DIRECTIONS FOR THIS TASK: Please restate the following records word for word.

#### GIVEN RECORDS

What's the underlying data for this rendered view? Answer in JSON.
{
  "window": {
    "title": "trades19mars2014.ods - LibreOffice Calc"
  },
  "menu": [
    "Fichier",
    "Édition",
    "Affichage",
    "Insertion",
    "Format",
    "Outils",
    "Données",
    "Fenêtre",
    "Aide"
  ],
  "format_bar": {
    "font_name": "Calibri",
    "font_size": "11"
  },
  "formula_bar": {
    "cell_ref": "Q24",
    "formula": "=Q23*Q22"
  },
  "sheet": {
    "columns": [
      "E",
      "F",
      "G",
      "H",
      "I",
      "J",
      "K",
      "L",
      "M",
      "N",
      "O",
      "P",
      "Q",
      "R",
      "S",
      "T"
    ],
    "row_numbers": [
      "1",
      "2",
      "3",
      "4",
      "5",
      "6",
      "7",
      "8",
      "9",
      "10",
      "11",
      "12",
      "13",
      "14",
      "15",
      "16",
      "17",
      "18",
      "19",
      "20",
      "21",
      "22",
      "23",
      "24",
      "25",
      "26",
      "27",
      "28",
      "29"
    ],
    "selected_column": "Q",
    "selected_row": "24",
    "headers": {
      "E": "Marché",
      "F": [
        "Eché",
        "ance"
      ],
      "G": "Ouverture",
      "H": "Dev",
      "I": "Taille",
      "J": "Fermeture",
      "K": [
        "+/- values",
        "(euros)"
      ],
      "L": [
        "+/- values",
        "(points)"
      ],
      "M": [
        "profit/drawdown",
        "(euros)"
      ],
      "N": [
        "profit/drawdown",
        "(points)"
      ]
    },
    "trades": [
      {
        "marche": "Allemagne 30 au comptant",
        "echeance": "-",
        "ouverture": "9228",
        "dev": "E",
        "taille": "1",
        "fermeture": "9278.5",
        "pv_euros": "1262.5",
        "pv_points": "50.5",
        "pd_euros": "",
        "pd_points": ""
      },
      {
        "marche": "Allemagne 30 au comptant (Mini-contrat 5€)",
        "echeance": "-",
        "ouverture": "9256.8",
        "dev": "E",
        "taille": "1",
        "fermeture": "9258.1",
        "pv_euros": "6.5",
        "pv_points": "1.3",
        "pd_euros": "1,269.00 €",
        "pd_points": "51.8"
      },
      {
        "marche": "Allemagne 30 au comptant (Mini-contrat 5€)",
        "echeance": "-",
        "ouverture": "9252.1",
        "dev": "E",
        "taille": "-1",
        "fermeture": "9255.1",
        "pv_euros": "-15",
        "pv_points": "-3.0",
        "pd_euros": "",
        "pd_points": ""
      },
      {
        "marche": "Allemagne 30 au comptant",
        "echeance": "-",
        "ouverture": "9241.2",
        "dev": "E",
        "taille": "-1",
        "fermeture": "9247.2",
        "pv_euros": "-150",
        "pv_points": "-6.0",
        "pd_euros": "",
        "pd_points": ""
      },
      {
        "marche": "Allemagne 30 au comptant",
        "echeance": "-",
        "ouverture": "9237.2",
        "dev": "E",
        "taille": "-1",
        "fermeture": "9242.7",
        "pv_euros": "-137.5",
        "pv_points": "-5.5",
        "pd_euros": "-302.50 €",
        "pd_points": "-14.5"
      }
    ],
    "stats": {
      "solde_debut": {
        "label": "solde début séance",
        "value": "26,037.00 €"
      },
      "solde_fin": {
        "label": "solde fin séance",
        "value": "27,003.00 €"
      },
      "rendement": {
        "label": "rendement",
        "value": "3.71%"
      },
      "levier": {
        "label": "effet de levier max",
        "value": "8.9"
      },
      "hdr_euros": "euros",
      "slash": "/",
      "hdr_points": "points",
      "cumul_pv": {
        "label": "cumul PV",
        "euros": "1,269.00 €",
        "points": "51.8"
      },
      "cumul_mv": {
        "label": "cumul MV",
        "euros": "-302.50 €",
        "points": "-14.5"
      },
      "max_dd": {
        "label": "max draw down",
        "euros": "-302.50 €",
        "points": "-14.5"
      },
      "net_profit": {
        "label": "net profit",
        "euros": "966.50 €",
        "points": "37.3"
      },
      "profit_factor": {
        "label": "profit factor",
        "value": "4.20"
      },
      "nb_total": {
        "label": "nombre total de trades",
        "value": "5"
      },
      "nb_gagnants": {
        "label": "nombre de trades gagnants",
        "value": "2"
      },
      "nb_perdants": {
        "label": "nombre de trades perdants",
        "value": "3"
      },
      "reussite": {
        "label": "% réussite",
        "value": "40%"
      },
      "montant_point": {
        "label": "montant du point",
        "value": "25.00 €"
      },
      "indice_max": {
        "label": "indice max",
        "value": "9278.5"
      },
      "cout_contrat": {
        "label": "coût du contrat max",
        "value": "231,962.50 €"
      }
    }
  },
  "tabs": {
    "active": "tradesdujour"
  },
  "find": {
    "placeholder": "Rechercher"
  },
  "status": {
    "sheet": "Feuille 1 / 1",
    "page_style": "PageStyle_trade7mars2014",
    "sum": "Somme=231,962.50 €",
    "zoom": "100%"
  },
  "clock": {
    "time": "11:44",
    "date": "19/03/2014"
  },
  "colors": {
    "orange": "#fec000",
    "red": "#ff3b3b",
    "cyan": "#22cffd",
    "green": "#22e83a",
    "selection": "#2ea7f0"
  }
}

########

COMPLETED EXERCISE:
What's the underlying data for this rendered view? Answer in JSON.
{
  "window": {
    "title": "trades19mars2014.ods - LibreOffice Calc"
  },
  "menu": [
    "Fichier",
    "Édition",
    "Affichage",
    "Insertion",
    "Format",
    "Outils",
    "Données",
    "Fenêtre",
    "Aide"
  ],
  "format_bar": {
    "font_name": "Calibri",
    "font_size": "11"
  },
  "formula_bar": {
    "cell_ref": "Q24",
    "formula": "=Q23*Q22"
  },
  "sheet": {
    "columns": [
      "E",
      "F",
      "G",
      "H",
      "I",
      "J",
      "K",
      "L",
      "M",
      "N",
      "O",
      "P",
      "Q",
      "R",
      "S",
      "T"
    ],
    "row_numbers": [
      "1",
      "2",
      "3",
      "4",
      "5",
      "6",
      "7",
      "8",
      "9",
      "10",
      "11",
      "12",
      "13",
      "14",
      "15",
      "16",
      "17",
      "18",
      "19",
      "20",
      "21",
      "22",
      "23",
      "24",
      "25",
      "26",
      "27",
      "28",
      "29"
    ],
    "selected_column": "Q",
    "selected_row": "24",
    "headers": {
      "E": "Marché",
      "F": [
        "Eché",
        "ance"
      ],
      "G": "Ouverture",
      "H": "Dev",
      "I": "Taille",
      "J": "Fermeture",
      "K": [
        "+/- values",
        "(euros)"
      ],
      "L": [
        "+/- values",
        "(points)"
      ],
      "M": [
        "profit/drawdown",
        "(euros)"
      ],
      "N": [
        "profit/drawdown",
        "(points)"
      ]
    },
    "trades": [
      {
        "marche": "Allemagne 30 au comptant",
        "echeance": "-",
        "ouverture": "9228",
        "dev": "E",
        "taille": "1",
        "fermeture": "9278.5",
        "pv_euros": "1262.5",
        "pv_points": "50.5",
        "pd_euros": "",
        "pd_points": ""
      },
      {
        "marche": "Allemagne 30 au comptant (Mini-contrat 5€)",
        "echeance": "-",
        "ouverture": "9256.8",
        "dev": "E",
        "taille": "1",
        "fermeture": "9258.1",
        "pv_euros": "6.5",
        "pv_points": "1.3",
        "pd_euros": "1,269.00 €",
        "pd_points": "51.8"
      },
      {
        "marche": "Allemagne 30 au comptant (Mini-contrat 5€)",
        "echeance": "-",
        "ouverture": "9252.1",
        "dev": "E",
        "taille": "-1",
        "fermeture": "9255.1",
        "pv_euros": "-15",
        "pv_points": "-3.0",
        "pd_euros": "",
        "pd_points": ""
      },
      {
        "marche": "Allemagne 30 au comptant",
        "echeance": "-",
        "ouverture": "9241.2",
        "dev": "E",
        "taille": "-1",
        "fermeture": "9247.2",
        "pv_euros": "-150",
        "pv_points": "-6.0",
        "pd_euros": "",
        "pd_points": ""
      },
      {
        "marche": "Allemagne 30 au comptant",
        "echeance": "-",
        "ouverture": "9237.2",
        "dev": "E",
        "taille": "-1",
        "fermeture": "9242.7",
        "pv_euros": "-137.5",
        "pv_points": "-5.5",
        "pd_euros": "-302.50 €",
        "pd_points": "-14.5"
      }
    ],
    "stats": {
      "solde_debut": {
        "label": "solde début séance",
        "value": "26,037.00 €"
      },
      "solde_fin": {
        "label": "solde fin séance",
        "value": "27,003.00 €"
      },
      "rendement": {
        "label": "rendement",
        "value": "3.71%"
      },
      "levier": {
        "label": "effet de levier max",
        "value": "8.9"
      },
      "hdr_euros": "euros",
      "slash": "/",
      "hdr_points": "points",
      "cumul_pv": {
        "label": "cumul PV",
        "euros": "1,269.00 €",
        "points": "51.8"
      },
      "cumul_mv": {
        "label": "cumul MV",
        "euros": "-302.50 €",
        "points": "-14.5"
      },
      "max_dd": {
        "label": "max draw down",
        "euros": "-302.50 €",
        "points": "-14.5"
      },
      "net_profit": {
        "label": "net profit",
        "euros": "966.50 €",
        "points": "37.3"
      },
      "profit_factor": {
        "label": "profit factor",
        "value": "4.20"
      },
      "nb_total": {
        "label": "nombre total de trades",
        "value": "5"
      },
      "nb_gagnants": {
        "label": "nombre de trades gagnants",
        "value": "2"
      },
      "nb_perdants": {
        "label": "nombre de trades perdants",
        "value": "3"
      },
      "reussite": {
        "label": "% réussite",
        "value": "40%"
      },
      "montant_point": {
        "label": "montant du point",
        "value": "25.00 €"
      },
      "indice_max": {
        "label": "indice max",
        "value": "9278.5"
      },
      "cout_contrat": {
        "label": "coût du contrat max",
        "value": "231,962.50 €"
      }
    }
  },
  "tabs": {
    "active": "tradesdujour"
  },
  "find": {
    "placeholder": "Rechercher"
  },
  "status": {
    "sheet": "Feuille 1 / 1",
    "page_style": "PageStyle_trade7mars2014",
    "sum": "Somme=231,962.50 €",
    "zoom": "100%"
  },
  "clock": {
    "time": "11:44",
    "date": "19/03/2014"
  },
  "colors": {
    "orange": "#fec000",
    "red": "#ff3b3b",
    "cyan": "#22cffd",
    "green": "#22e83a",
    "selection": "#2ea7f0"
  }
}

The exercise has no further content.